> **Work order**: Give the number of lines in this listing that contain the word "into", and nothing else.

> **Extracted records**:

--

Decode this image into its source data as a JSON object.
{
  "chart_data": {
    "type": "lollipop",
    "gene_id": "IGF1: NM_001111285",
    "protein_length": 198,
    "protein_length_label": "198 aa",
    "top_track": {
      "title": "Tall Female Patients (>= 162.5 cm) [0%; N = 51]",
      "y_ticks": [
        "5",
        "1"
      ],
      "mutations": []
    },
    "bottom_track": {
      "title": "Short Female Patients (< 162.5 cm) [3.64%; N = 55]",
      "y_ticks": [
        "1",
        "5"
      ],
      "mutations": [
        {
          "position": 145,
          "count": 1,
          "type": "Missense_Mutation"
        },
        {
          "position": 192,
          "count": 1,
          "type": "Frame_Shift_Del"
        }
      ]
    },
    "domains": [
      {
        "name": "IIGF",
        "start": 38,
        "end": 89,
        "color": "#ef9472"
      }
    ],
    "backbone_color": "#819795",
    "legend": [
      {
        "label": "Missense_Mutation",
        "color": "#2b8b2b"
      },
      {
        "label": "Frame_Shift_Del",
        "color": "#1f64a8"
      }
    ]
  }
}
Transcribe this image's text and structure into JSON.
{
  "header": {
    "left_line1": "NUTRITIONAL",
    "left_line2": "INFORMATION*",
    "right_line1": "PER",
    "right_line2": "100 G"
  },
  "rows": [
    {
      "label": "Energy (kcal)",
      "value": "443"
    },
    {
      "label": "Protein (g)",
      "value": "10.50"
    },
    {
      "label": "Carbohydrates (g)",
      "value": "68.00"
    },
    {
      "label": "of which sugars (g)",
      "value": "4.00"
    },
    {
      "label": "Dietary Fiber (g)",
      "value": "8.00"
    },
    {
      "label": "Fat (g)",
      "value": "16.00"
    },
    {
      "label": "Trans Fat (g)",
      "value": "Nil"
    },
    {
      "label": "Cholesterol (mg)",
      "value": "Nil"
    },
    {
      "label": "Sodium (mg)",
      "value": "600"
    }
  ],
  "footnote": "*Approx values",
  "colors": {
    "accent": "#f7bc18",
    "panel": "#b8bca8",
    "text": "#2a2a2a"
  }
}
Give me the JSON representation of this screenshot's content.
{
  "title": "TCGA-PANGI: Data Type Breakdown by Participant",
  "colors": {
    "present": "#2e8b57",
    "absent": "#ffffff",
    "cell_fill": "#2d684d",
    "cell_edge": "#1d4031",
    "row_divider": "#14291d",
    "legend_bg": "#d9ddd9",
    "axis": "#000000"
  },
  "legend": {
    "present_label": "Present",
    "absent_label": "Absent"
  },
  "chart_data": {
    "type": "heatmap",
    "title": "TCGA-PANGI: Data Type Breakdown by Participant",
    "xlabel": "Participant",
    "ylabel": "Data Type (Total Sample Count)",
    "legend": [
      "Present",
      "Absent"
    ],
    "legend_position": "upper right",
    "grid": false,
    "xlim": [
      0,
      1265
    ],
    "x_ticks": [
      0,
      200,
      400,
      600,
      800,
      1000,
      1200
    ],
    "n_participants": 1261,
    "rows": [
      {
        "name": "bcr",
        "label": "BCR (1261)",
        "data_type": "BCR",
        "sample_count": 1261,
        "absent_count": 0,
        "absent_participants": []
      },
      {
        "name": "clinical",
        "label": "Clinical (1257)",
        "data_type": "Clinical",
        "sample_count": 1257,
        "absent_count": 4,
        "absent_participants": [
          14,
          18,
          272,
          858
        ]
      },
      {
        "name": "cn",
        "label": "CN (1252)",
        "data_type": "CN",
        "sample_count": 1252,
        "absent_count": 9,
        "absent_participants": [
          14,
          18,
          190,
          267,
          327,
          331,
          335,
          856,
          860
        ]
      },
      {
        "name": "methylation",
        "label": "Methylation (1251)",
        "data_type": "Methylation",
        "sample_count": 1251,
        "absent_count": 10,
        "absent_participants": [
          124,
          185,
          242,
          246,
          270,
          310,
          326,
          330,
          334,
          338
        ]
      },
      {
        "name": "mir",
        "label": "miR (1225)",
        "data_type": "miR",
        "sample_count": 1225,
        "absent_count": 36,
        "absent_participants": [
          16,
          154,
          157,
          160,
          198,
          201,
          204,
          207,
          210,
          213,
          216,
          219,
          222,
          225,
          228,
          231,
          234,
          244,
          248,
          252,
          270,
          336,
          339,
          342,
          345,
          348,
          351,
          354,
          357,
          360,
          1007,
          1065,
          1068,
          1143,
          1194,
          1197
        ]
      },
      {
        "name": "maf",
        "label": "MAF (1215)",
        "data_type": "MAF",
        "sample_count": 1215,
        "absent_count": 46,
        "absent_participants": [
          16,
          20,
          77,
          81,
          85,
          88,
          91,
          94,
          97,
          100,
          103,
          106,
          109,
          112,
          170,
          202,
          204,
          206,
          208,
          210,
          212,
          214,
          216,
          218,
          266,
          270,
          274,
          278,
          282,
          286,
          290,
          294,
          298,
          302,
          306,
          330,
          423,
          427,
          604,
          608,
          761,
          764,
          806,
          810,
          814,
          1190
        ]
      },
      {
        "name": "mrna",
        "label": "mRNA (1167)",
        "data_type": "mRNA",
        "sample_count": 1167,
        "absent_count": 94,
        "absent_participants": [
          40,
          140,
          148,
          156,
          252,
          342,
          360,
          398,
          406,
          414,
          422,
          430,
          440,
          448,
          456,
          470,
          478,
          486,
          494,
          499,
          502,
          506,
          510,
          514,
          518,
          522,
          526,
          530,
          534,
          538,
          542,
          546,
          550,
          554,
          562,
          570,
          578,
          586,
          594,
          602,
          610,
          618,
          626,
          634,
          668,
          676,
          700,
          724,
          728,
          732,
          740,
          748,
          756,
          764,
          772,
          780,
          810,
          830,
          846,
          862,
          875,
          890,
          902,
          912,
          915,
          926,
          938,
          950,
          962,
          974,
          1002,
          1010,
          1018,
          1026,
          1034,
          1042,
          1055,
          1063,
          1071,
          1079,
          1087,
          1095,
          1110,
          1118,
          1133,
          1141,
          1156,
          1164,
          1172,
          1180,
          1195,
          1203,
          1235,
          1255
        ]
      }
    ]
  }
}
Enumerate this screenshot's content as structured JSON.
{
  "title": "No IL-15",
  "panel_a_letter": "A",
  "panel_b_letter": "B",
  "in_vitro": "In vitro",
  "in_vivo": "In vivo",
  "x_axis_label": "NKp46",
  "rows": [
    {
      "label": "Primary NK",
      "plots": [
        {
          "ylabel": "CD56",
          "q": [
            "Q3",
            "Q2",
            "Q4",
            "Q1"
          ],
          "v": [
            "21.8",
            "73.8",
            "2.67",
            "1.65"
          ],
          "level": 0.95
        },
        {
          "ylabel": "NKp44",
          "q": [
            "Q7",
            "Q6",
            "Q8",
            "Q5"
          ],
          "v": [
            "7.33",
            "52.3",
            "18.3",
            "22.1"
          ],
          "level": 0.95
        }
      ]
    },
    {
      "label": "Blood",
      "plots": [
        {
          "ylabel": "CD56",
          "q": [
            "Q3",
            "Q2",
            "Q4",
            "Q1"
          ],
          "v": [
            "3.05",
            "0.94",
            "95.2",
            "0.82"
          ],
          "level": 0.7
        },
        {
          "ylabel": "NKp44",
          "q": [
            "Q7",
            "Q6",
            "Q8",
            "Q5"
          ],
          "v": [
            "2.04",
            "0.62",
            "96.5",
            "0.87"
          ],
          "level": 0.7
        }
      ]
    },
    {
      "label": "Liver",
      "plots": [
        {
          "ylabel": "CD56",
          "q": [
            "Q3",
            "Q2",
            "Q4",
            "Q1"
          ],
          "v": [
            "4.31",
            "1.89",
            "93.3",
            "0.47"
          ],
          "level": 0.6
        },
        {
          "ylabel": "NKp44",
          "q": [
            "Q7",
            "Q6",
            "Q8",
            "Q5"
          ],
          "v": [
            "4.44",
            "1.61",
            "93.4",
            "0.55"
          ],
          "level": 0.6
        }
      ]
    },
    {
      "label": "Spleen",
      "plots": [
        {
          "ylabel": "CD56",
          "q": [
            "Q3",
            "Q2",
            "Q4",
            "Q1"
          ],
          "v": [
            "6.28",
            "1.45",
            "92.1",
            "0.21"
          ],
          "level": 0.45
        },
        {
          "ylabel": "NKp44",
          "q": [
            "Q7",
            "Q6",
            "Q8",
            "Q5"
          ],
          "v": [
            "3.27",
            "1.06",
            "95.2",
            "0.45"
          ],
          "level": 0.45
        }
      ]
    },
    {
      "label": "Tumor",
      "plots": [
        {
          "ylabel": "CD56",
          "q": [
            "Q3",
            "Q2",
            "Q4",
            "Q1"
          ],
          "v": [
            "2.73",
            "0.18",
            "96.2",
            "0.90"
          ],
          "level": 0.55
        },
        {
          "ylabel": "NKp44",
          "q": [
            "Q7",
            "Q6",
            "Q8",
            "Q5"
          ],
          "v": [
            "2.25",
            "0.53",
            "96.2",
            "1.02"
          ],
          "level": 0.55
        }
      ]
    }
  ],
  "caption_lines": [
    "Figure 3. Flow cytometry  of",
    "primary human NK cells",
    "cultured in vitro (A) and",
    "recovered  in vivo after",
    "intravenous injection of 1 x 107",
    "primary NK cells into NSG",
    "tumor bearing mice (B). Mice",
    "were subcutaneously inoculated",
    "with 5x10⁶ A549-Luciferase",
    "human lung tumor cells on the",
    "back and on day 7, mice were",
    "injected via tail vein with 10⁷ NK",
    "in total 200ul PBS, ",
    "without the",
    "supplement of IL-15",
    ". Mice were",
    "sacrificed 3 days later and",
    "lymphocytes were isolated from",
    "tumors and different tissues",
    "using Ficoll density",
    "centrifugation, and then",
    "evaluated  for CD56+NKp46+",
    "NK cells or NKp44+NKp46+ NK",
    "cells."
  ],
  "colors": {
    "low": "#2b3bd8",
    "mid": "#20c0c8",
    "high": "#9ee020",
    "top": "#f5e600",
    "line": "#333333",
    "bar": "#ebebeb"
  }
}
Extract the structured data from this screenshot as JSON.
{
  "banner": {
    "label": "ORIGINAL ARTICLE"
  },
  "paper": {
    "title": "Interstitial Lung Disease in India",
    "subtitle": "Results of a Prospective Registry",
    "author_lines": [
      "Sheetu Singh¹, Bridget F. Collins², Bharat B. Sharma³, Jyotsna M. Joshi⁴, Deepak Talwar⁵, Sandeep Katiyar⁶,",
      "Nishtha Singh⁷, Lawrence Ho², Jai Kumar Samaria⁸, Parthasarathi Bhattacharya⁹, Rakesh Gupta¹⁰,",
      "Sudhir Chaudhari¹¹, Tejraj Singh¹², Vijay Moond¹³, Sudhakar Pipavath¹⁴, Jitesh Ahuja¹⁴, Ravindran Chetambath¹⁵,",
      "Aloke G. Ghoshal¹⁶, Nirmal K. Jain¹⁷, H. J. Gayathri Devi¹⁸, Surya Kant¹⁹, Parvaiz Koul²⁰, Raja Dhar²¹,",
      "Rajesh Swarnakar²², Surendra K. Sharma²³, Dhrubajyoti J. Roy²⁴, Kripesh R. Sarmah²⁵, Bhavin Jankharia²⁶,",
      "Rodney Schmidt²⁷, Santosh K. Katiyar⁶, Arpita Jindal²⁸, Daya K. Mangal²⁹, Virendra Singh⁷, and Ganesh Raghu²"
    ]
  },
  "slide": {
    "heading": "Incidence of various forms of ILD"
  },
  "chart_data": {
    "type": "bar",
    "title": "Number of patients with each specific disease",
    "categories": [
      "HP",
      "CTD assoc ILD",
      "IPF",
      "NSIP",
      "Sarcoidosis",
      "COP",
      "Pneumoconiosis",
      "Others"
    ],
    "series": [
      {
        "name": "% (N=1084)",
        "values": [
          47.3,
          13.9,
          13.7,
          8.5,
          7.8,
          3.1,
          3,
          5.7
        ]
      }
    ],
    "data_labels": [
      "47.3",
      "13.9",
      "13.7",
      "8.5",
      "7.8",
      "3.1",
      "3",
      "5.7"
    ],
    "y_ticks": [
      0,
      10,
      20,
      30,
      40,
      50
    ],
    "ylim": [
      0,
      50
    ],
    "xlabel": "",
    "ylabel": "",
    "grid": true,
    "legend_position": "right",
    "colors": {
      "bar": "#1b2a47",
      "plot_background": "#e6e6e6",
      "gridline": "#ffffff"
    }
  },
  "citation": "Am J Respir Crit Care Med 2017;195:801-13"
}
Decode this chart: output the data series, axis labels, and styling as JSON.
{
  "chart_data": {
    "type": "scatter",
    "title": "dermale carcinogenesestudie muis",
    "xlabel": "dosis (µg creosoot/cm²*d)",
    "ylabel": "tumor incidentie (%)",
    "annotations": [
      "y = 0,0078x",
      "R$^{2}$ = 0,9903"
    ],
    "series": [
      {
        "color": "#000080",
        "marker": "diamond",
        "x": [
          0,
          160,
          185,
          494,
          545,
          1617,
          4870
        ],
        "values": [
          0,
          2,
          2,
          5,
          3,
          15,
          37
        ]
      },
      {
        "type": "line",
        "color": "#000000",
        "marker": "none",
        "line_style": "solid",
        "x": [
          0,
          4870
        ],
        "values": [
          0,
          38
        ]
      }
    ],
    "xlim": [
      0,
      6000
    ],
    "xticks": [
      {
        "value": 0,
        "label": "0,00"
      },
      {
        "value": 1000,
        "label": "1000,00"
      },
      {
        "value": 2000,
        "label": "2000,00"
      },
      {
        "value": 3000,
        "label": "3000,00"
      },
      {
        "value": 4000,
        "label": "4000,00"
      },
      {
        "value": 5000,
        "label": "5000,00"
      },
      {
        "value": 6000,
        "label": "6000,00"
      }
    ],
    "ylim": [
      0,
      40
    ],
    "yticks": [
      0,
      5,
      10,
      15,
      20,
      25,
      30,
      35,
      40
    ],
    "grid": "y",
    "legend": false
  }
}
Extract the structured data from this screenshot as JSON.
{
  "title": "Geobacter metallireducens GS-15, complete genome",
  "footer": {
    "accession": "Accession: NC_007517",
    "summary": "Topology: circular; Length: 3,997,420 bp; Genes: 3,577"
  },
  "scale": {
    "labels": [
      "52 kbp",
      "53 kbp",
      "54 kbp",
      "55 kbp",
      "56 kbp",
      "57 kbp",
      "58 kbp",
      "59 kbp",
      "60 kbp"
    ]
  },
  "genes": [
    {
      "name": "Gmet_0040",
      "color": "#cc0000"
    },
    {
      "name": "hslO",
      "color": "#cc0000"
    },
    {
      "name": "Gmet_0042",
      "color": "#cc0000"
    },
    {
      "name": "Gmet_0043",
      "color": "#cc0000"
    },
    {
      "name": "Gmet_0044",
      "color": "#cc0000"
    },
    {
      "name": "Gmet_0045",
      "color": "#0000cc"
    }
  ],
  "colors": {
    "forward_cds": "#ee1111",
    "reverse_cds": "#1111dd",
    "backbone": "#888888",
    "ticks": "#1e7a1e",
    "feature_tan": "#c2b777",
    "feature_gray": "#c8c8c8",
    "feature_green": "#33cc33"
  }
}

--

> **Solution to this exercise**: 3